(Element location data)

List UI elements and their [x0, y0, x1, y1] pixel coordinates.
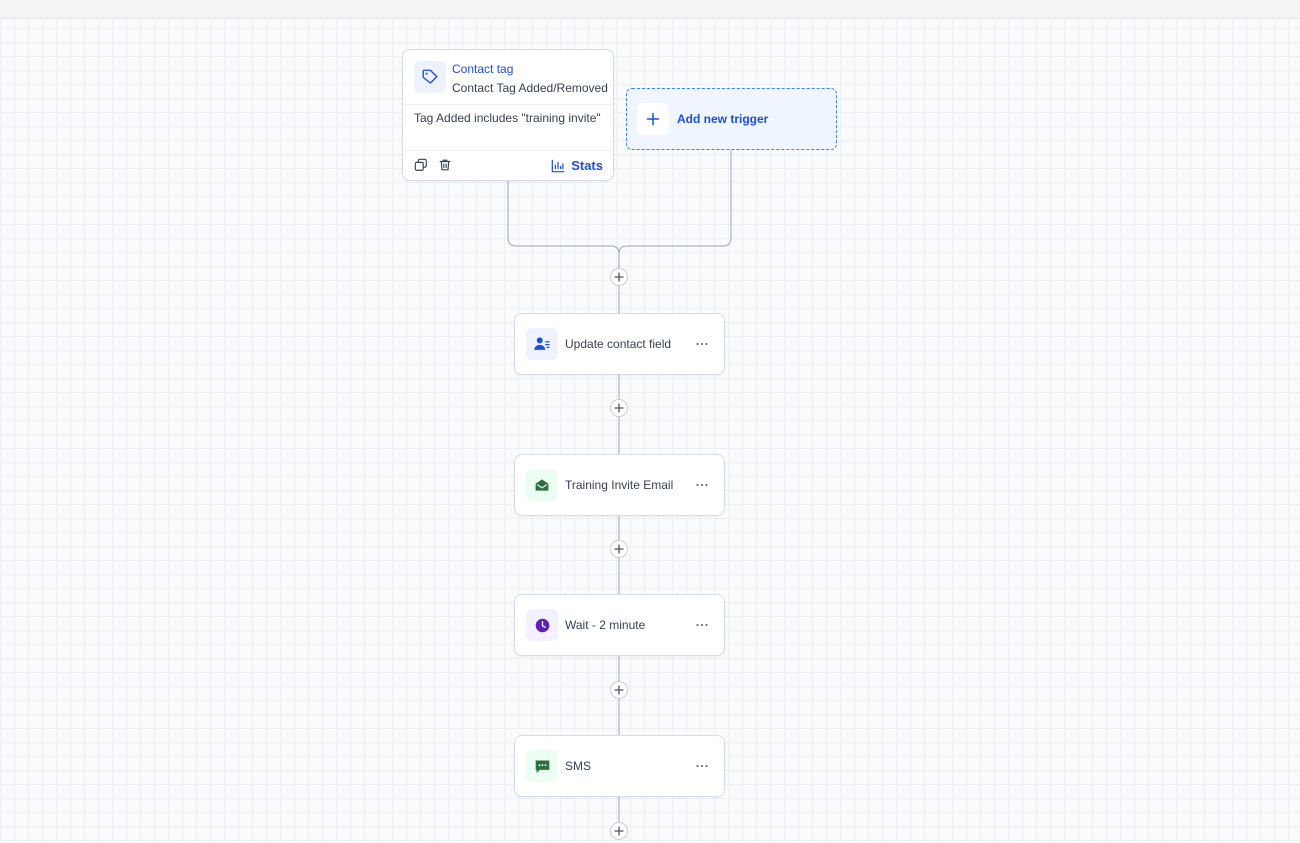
message-icon — [526, 750, 558, 782]
add-step-button[interactable] — [610, 540, 628, 558]
trigger-condition: Tag Added includes "training invite" — [414, 111, 601, 125]
more-options-icon[interactable] — [694, 759, 710, 773]
add-step-button[interactable] — [610, 822, 628, 840]
trigger-title: Contact tag — [452, 62, 514, 76]
stats-button[interactable]: Stats — [551, 157, 603, 174]
action-card-wait[interactable]: Wait - 2 minute — [514, 594, 725, 656]
action-card-sms[interactable]: SMS — [514, 735, 725, 797]
copy-icon[interactable] — [413, 157, 429, 173]
action-label: Update contact field — [565, 337, 672, 351]
add-step-button[interactable] — [610, 268, 628, 286]
plus-icon — [614, 403, 624, 413]
plus-icon — [614, 685, 624, 695]
tag-icon — [414, 61, 446, 93]
plus-icon — [614, 544, 624, 554]
trigger-card[interactable]: Contact tag Contact Tag Added/Removed Ta… — [402, 49, 614, 181]
stats-label: Stats — [571, 158, 603, 173]
action-card-update-contact-field[interactable]: Update contact field — [514, 313, 725, 375]
connector-trigger-right — [618, 150, 732, 255]
action-label: Training Invite Email — [565, 478, 674, 492]
bar-chart-icon — [551, 159, 565, 173]
more-options-icon[interactable] — [694, 337, 710, 351]
mail-open-icon — [526, 469, 558, 501]
plus-icon — [637, 103, 669, 135]
action-label: SMS — [565, 759, 592, 773]
add-new-trigger-button[interactable]: Add new trigger — [626, 88, 837, 150]
add-step-button[interactable] — [610, 399, 628, 417]
action-card-training-invite-email[interactable]: Training Invite Email — [514, 454, 725, 516]
plus-icon — [614, 272, 624, 282]
trigger-footer: Stats — [403, 150, 613, 180]
trigger-header[interactable]: Contact tag Contact Tag Added/Removed — [403, 50, 613, 105]
add-step-button[interactable] — [610, 681, 628, 699]
add-new-trigger-label: Add new trigger — [677, 112, 769, 126]
action-label: Wait - 2 minute — [565, 618, 646, 632]
trigger-subtitle: Contact Tag Added/Removed — [452, 81, 608, 95]
trash-icon[interactable] — [437, 157, 453, 173]
plus-icon — [614, 826, 624, 836]
clock-icon — [526, 609, 558, 641]
connector-trigger-left — [507, 181, 620, 268]
more-options-icon[interactable] — [694, 618, 710, 632]
user-list-icon — [526, 328, 558, 360]
more-options-icon[interactable] — [694, 478, 710, 492]
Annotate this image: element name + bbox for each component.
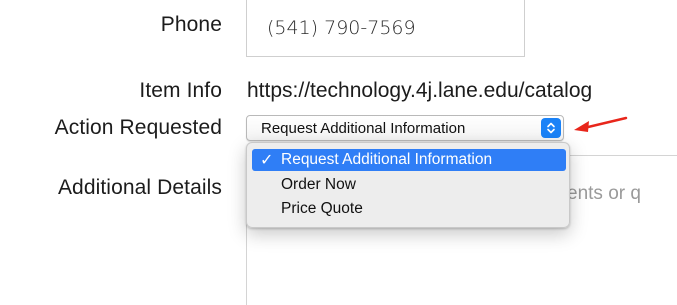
menu-item-request-additional-information[interactable]: ✓ Request Additional Information xyxy=(252,149,566,171)
action-requested-select[interactable]: Request Additional Information xyxy=(246,115,564,141)
checkmark-icon: ✓ xyxy=(260,152,274,169)
phone-value: (541) 790-7569 xyxy=(267,17,416,39)
menu-item-order-now[interactable]: Order Now xyxy=(252,174,566,196)
chevron-up-down-icon xyxy=(541,118,561,138)
menu-item-label: Price Quote xyxy=(281,200,363,217)
select-current-value: Request Additional Information xyxy=(261,120,466,137)
menu-item-label: Order Now xyxy=(281,176,356,193)
additional-details-label: Additional Details xyxy=(57,176,222,199)
action-requested-label: Action Requested xyxy=(54,116,222,139)
menu-item-price-quote[interactable]: Price Quote xyxy=(252,198,566,220)
action-dropdown-menu: ✓ Request Additional Information Order N… xyxy=(246,142,570,228)
item-info-link[interactable]: https://technology.4j.lane.edu/catalog xyxy=(247,79,677,103)
phone-field[interactable]: (541) 790-7569 xyxy=(246,0,525,57)
menu-item-label: Request Additional Information xyxy=(281,151,493,168)
textarea-placeholder: ents or q xyxy=(567,183,641,204)
item-info-label: Item Info xyxy=(139,79,222,102)
phone-label: Phone xyxy=(160,13,222,36)
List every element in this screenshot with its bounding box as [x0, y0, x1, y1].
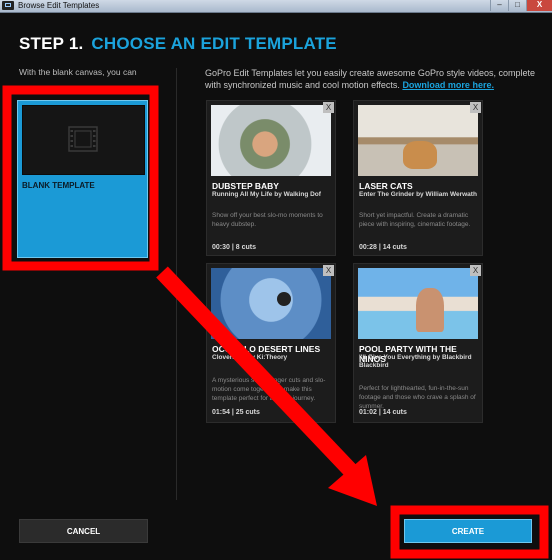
window-title: Browse Edit Templates: [18, 1, 100, 10]
download-more-link[interactable]: Download more here.: [402, 80, 494, 90]
template-meta: 00:30 | 8 cuts: [212, 244, 256, 251]
blank-template-thumbnail: [22, 105, 145, 175]
close-window-button[interactable]: X: [526, 0, 552, 11]
template-thumbnail: [358, 268, 478, 339]
template-song: Enter The Grinder by William Werwath: [359, 191, 477, 198]
template-song: Cloverland by Ki:Theory: [212, 354, 288, 361]
app-icon: [2, 1, 14, 10]
minimize-button[interactable]: –: [490, 0, 508, 11]
cancel-button[interactable]: CANCEL: [19, 519, 148, 543]
template-thumbnail: [211, 105, 331, 176]
window-titlebar: Browse Edit Templates – □ X: [0, 0, 552, 13]
template-title: LASER CATS: [359, 181, 413, 191]
film-strip-icon: [68, 126, 98, 152]
step-heading: CHOOSE AN EDIT TEMPLATE: [91, 34, 337, 53]
template-card-dubstep-baby[interactable]: X DUBSTEP BABY Running All My Life by Wa…: [206, 100, 336, 256]
template-description: A mysterious song, longer cuts and slo-m…: [212, 377, 326, 402]
remove-template-icon[interactable]: X: [470, 265, 481, 276]
templates-description: GoPro Edit Templates let you easily crea…: [205, 67, 540, 91]
template-thumbnail: [211, 268, 331, 339]
template-song: I'll Give You Everything by Blackbird Bl…: [359, 354, 472, 369]
blank-template-card[interactable]: BLANK TEMPLATE: [17, 100, 148, 258]
template-song: Running All My Life by Walking Dof: [212, 191, 321, 198]
blank-template-label: BLANK TEMPLATE: [22, 181, 95, 190]
remove-template-icon[interactable]: X: [470, 102, 481, 113]
template-meta: 01:54 | 25 cuts: [212, 409, 260, 416]
template-meta: 00:28 | 14 cuts: [359, 244, 407, 251]
template-title: OCOTILLO DESERT LINES: [212, 344, 321, 354]
template-description: Show off your best slo-mo moments to hea…: [212, 212, 323, 228]
page-title: STEP 1. CHOOSE AN EDIT TEMPLATE: [19, 34, 337, 54]
blank-canvas-description: With the blank canvas, you can: [19, 67, 137, 77]
annotation-arrowhead: [328, 455, 377, 506]
template-thumbnail: [358, 105, 478, 176]
template-meta: 01:02 | 14 cuts: [359, 409, 407, 416]
column-divider: [176, 68, 177, 500]
template-description: Short yet impactful. Create a dramatic p…: [359, 212, 471, 228]
template-card-laser-cats[interactable]: X LASER CATS Enter The Grinder by Willia…: [353, 100, 483, 256]
step-number: STEP 1.: [19, 34, 84, 53]
create-button[interactable]: CREATE: [404, 519, 532, 543]
maximize-button[interactable]: □: [508, 0, 526, 11]
remove-template-icon[interactable]: X: [323, 265, 334, 276]
template-card-pool-party[interactable]: X POOL PARTY WITH THE NIÑOS I'll Give Yo…: [353, 263, 483, 423]
template-description: Perfect for lighthearted, fun-in-the-sun…: [359, 385, 476, 410]
template-card-ocotillo-desert-lines[interactable]: X OCOTILLO DESERT LINES Cloverland by Ki…: [206, 263, 336, 423]
remove-template-icon[interactable]: X: [323, 102, 334, 113]
template-title: DUBSTEP BABY: [212, 181, 279, 191]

_Given request_
Retype every line of the material above character for character, leaving out the pictures.

_Output_
List UI elements and their [x0, y0, x1, y1] pixel coordinates.
message-icon — [526, 750, 558, 782]
add-step-button[interactable] — [610, 540, 628, 558]
trigger-condition: Tag Added includes "training invite" — [414, 111, 601, 125]
more-options-icon[interactable] — [694, 759, 710, 773]
add-step-button[interactable] — [610, 822, 628, 840]
trigger-title: Contact tag — [452, 62, 514, 76]
stats-button[interactable]: Stats — [551, 157, 603, 174]
action-card-wait[interactable]: Wait - 2 minute — [514, 594, 725, 656]
action-card-sms[interactable]: SMS — [514, 735, 725, 797]
copy-icon[interactable] — [413, 157, 429, 173]
action-label: Update contact field — [565, 337, 672, 351]
add-step-button[interactable] — [610, 268, 628, 286]
plus-icon — [614, 403, 624, 413]
plus-icon — [614, 685, 624, 695]
tag-icon — [414, 61, 446, 93]
plus-icon — [614, 544, 624, 554]
trigger-card[interactable]: Contact tag Contact Tag Added/Removed Ta… — [402, 49, 614, 181]
stats-label: Stats — [571, 158, 603, 173]
action-card-update-contact-field[interactable]: Update contact field — [514, 313, 725, 375]
connector-trigger-right — [618, 150, 732, 255]
action-label: Training Invite Email — [565, 478, 674, 492]
bar-chart-icon — [551, 159, 565, 173]
more-options-icon[interactable] — [694, 337, 710, 351]
mail-open-icon — [526, 469, 558, 501]
plus-icon — [637, 103, 669, 135]
action-label: SMS — [565, 759, 592, 773]
add-new-trigger-button[interactable]: Add new trigger — [626, 88, 837, 150]
add-step-button[interactable] — [610, 399, 628, 417]
action-card-training-invite-email[interactable]: Training Invite Email — [514, 454, 725, 516]
plus-icon — [614, 272, 624, 282]
trigger-footer: Stats — [403, 150, 613, 180]
trigger-header[interactable]: Contact tag Contact Tag Added/Removed — [403, 50, 613, 105]
add-step-button[interactable] — [610, 681, 628, 699]
add-new-trigger-label: Add new trigger — [677, 112, 769, 126]
action-label: Wait - 2 minute — [565, 618, 646, 632]
trigger-subtitle: Contact Tag Added/Removed — [452, 81, 608, 95]
trash-icon[interactable] — [437, 157, 453, 173]
plus-icon — [614, 826, 624, 836]
clock-icon — [526, 609, 558, 641]
connector-trigger-left — [507, 181, 620, 268]
more-options-icon[interactable] — [694, 618, 710, 632]
user-list-icon — [526, 328, 558, 360]
more-options-icon[interactable] — [694, 478, 710, 492]
Annotate this image: element name + bbox for each component.
menu-item-request-additional-information[interactable]: ✓ Request Additional Information xyxy=(252,149,566,171)
action-requested-select[interactable]: Request Additional Information xyxy=(246,115,564,141)
checkmark-icon: ✓ xyxy=(260,152,274,169)
phone-value: (541) 790-7569 xyxy=(267,17,416,39)
menu-item-order-now[interactable]: Order Now xyxy=(252,174,566,196)
chevron-up-down-icon xyxy=(541,118,561,138)
menu-item-label: Price Quote xyxy=(281,200,363,217)
select-current-value: Request Additional Information xyxy=(261,120,466,137)
menu-item-label: Order Now xyxy=(281,176,356,193)
additional-details-label: Additional Details xyxy=(57,176,222,199)
action-requested-label: Action Requested xyxy=(54,116,222,139)
menu-item-price-quote[interactable]: Price Quote xyxy=(252,198,566,220)
action-dropdown-menu: ✓ Request Additional Information Order N… xyxy=(246,142,570,228)
item-info-link[interactable]: https://technology.4j.lane.edu/catalog xyxy=(247,79,677,103)
phone-field[interactable]: (541) 790-7569 xyxy=(246,0,525,57)
menu-item-label: Request Additional Information xyxy=(281,151,493,168)
textarea-placeholder: ents or q xyxy=(567,183,641,204)
item-info-label: Item Info xyxy=(139,79,222,102)
phone-label: Phone xyxy=(160,13,222,36)
List every element in this screenshot with its bounding box as [x0, y0, x1, y1].
window-title: Browse Edit Templates: [18, 1, 100, 10]
download-more-link[interactable]: Download more here.: [402, 80, 494, 90]
template-meta: 00:30 | 8 cuts: [212, 244, 256, 251]
blank-template-thumbnail: [22, 105, 145, 175]
close-window-button[interactable]: X: [526, 0, 552, 11]
template-thumbnail: [358, 268, 478, 339]
template-song: Enter The Grinder by William Werwath: [359, 191, 477, 198]
template-song: Cloverland by Ki:Theory: [212, 354, 288, 361]
app-icon: [2, 1, 14, 10]
minimize-button[interactable]: –: [490, 0, 508, 11]
cancel-button[interactable]: CANCEL: [19, 519, 148, 543]
template-thumbnail: [211, 105, 331, 176]
window-titlebar: Browse Edit Templates – □ X: [0, 0, 552, 13]
template-title: LASER CATS: [359, 181, 413, 191]
film-strip-icon: [68, 126, 98, 152]
step-heading: CHOOSE AN EDIT TEMPLATE: [91, 34, 337, 53]
template-card-dubstep-baby[interactable]: X DUBSTEP BABY Running All My Life by Wa…: [206, 100, 336, 256]
template-description: A mysterious song, longer cuts and slo-m…: [212, 377, 326, 402]
remove-template-icon[interactable]: X: [470, 265, 481, 276]
templates-description: GoPro Edit Templates let you easily crea…: [205, 67, 540, 91]
template-thumbnail: [211, 268, 331, 339]
template-song: I'll Give You Everything by Blackbird Bl…: [359, 354, 472, 369]
blank-template-card[interactable]: BLANK TEMPLATE: [17, 100, 148, 258]
template-song: Running All My Life by Walking Dof: [212, 191, 321, 198]
blank-template-label: BLANK TEMPLATE: [22, 181, 95, 190]
remove-template-icon[interactable]: X: [470, 102, 481, 113]
template-meta: 01:54 | 25 cuts: [212, 409, 260, 416]
template-meta: 00:28 | 14 cuts: [359, 244, 407, 251]
template-title: OCOTILLO DESERT LINES: [212, 344, 321, 354]
template-description: Show off your best slo-mo moments to hea…: [212, 212, 323, 228]
page-title: STEP 1. CHOOSE AN EDIT TEMPLATE: [19, 34, 337, 54]
blank-canvas-description: With the blank canvas, you can: [19, 67, 137, 77]
annotation-arrowhead: [328, 455, 377, 506]
template-thumbnail: [358, 105, 478, 176]
template-meta: 01:02 | 14 cuts: [359, 409, 407, 416]
column-divider: [176, 68, 177, 500]
template-description: Short yet impactful. Create a dramatic p…: [359, 212, 471, 228]
template-card-laser-cats[interactable]: X LASER CATS Enter The Grinder by Willia…: [353, 100, 483, 256]
step-number: STEP 1.: [19, 34, 84, 53]
create-button[interactable]: CREATE: [404, 519, 532, 543]
maximize-button[interactable]: □: [508, 0, 526, 11]
remove-template-icon[interactable]: X: [323, 265, 334, 276]
template-card-pool-party[interactable]: X POOL PARTY WITH THE NIÑOS I'll Give Yo…: [353, 263, 483, 423]
template-description: Perfect for lighthearted, fun-in-the-sun…: [359, 385, 476, 410]
template-card-ocotillo-desert-lines[interactable]: X OCOTILLO DESERT LINES Cloverland by Ki…: [206, 263, 336, 423]
remove-template-icon[interactable]: X: [323, 102, 334, 113]
template-title: DUBSTEP BABY: [212, 181, 279, 191]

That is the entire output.